§ **Records shown**
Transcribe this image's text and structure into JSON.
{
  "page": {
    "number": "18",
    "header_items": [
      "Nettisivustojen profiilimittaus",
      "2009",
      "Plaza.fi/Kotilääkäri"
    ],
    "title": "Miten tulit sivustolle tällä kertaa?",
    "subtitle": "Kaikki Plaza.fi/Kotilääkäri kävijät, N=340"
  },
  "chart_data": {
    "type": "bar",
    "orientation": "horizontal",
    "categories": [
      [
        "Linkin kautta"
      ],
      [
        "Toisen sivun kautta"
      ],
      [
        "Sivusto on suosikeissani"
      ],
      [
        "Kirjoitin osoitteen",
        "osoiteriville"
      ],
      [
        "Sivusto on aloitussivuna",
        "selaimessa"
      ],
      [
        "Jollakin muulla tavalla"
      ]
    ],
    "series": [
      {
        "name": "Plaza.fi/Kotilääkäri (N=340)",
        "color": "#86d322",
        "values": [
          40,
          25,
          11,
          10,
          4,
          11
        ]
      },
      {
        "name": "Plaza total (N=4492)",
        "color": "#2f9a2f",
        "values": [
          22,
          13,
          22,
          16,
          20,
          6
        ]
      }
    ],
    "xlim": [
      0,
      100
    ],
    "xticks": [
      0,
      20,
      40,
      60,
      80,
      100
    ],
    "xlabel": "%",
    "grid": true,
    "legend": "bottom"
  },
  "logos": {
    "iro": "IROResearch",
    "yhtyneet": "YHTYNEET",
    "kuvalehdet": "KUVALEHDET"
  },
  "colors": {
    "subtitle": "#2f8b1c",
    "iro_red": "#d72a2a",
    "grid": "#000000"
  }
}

§ **The exercise**
Identify each line in the records above containing the word "Kotilääkäri"; copy those lines.

§ **Solution**
      "Plaza.fi/Kotilääkäri"
    "subtitle": "Kaikki Plaza.fi/Kotilääkäri kävijät, N=340"
        "name": "Plaza.fi/Kotilääkäri (N=340)",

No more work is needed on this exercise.